▶ _THE REQUEST_
Look through the records below and collect all lines that hold the string "West".

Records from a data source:

^^^^^^^^^^^^^^^^

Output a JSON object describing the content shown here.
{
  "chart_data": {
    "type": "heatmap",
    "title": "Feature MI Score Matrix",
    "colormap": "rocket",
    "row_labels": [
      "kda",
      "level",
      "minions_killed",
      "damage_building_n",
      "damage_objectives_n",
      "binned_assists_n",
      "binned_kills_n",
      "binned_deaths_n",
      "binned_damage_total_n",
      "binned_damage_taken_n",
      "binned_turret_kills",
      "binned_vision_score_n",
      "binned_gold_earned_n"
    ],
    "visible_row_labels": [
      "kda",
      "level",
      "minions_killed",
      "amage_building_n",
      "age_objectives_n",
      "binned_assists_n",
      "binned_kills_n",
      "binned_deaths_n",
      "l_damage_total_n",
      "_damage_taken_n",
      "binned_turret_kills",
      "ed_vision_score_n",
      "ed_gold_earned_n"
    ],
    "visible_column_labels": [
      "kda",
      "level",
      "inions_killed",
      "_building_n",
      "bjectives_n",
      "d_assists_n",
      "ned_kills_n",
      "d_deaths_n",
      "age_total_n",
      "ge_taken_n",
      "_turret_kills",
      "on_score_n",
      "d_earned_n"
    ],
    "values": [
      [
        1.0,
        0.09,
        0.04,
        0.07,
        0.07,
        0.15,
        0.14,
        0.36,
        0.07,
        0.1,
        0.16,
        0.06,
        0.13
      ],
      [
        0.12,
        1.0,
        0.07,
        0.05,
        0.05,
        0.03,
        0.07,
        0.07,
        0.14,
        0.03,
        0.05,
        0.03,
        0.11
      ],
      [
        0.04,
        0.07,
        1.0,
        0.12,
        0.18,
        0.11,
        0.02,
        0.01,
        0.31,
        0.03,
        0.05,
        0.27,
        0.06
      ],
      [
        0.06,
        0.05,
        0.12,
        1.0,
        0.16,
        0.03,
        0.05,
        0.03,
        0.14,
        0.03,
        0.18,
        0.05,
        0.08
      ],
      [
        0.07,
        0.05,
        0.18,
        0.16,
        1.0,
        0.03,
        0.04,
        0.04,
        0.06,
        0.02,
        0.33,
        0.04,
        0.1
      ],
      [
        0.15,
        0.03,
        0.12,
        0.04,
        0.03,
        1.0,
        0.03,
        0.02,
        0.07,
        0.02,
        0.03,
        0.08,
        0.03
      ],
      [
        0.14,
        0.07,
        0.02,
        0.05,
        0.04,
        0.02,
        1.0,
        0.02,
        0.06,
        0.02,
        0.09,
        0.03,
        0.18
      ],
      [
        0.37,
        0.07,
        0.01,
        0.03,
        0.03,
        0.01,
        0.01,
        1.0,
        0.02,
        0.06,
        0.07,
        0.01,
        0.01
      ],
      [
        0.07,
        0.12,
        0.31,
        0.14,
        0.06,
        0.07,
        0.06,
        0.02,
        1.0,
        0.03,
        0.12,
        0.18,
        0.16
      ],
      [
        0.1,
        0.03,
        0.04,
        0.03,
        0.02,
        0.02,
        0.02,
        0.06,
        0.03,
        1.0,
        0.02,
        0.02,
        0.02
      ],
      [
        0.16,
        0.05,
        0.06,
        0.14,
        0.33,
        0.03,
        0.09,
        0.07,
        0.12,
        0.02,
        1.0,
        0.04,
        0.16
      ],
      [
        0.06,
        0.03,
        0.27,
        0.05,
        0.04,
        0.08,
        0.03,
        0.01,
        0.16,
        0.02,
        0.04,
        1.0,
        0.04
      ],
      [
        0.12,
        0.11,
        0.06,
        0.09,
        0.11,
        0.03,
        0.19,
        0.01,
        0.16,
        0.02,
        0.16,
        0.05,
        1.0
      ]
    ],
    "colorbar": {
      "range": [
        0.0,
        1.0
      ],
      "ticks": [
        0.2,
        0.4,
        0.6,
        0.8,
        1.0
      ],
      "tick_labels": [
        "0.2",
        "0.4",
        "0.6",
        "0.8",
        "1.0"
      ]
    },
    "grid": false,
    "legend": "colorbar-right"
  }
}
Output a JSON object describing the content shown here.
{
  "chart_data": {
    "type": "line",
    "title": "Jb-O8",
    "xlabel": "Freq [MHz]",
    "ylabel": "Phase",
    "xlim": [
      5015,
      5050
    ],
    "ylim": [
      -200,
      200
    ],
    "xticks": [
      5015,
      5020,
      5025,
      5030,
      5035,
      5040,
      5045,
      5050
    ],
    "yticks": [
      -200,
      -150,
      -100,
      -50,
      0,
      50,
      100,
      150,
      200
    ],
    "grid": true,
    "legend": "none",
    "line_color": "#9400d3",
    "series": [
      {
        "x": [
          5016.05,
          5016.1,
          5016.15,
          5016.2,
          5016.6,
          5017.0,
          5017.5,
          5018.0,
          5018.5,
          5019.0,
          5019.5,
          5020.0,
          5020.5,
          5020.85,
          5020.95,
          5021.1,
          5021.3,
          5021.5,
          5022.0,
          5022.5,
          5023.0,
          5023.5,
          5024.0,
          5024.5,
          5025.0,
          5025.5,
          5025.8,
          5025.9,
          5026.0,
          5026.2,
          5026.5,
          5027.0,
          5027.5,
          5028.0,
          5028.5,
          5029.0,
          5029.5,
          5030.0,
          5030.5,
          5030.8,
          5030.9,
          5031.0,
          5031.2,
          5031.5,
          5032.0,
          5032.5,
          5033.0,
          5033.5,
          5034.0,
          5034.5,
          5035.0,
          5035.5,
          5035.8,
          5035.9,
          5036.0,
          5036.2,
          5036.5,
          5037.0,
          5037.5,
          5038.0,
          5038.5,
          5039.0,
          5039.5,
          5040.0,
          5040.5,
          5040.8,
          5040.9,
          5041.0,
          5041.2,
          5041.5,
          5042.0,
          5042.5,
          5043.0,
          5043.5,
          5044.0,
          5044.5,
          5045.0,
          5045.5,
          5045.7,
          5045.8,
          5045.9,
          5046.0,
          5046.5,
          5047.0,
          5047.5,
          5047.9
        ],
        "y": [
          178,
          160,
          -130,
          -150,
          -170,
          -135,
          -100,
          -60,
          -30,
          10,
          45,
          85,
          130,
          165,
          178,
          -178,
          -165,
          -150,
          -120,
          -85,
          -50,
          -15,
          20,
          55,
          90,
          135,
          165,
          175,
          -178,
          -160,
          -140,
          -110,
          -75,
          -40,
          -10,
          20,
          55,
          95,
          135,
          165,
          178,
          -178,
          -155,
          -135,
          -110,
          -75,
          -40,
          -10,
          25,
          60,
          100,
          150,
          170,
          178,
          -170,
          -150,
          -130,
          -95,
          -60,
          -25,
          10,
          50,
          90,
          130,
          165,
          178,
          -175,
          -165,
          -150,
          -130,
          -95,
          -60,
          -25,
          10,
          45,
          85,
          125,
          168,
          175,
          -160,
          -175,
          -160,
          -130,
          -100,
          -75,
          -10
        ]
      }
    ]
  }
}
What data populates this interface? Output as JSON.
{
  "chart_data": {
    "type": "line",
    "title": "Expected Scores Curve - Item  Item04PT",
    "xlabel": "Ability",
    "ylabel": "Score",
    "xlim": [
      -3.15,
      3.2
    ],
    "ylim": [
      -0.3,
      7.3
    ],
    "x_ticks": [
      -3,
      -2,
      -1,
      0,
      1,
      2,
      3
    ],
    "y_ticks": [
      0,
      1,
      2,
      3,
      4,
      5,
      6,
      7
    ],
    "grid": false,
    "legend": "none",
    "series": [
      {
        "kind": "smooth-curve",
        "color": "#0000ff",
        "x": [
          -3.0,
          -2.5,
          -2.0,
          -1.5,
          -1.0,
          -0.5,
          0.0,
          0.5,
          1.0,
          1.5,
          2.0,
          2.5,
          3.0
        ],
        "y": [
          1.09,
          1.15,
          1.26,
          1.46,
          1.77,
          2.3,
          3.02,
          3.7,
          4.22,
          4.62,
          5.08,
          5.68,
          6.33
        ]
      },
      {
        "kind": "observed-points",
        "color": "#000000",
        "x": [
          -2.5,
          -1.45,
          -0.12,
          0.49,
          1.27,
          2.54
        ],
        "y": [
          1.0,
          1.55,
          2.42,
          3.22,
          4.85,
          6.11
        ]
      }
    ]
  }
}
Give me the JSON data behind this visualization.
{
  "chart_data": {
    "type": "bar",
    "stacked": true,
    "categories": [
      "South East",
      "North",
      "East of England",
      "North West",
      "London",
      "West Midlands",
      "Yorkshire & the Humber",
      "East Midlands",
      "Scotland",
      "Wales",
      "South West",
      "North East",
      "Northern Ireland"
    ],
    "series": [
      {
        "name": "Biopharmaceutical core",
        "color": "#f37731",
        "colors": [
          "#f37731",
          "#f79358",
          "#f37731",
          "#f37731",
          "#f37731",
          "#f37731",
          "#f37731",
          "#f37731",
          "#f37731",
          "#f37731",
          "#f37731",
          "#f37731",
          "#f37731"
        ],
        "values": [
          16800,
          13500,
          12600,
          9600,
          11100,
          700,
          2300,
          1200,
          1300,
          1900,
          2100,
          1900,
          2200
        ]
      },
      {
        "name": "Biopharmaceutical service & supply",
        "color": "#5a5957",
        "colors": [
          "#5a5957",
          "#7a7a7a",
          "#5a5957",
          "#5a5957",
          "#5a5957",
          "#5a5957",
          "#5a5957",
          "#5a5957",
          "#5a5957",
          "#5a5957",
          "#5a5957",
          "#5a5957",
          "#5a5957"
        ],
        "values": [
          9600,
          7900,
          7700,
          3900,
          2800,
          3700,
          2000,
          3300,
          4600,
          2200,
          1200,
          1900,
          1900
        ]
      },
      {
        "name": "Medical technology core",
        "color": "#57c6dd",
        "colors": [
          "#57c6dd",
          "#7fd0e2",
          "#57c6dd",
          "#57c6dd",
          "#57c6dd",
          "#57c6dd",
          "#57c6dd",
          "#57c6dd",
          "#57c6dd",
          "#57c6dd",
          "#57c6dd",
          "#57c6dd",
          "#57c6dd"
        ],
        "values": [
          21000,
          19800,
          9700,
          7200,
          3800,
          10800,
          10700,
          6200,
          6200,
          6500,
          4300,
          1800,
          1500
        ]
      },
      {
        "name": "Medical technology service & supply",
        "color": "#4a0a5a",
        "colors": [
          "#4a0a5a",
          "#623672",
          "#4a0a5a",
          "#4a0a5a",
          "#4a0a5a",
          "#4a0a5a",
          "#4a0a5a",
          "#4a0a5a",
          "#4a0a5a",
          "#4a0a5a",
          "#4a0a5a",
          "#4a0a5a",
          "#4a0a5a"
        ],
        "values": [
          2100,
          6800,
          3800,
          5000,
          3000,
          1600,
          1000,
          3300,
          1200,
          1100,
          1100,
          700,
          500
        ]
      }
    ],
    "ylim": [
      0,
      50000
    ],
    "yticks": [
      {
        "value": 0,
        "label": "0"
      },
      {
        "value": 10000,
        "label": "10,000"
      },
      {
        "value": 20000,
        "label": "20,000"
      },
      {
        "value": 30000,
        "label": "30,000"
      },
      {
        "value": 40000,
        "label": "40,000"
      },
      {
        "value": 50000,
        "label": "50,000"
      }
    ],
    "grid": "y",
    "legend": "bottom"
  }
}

^^^^^^^^^^^^^^^^

▶ _FINAL RESULT_
      "North West",
      "West Midlands",
      "South West",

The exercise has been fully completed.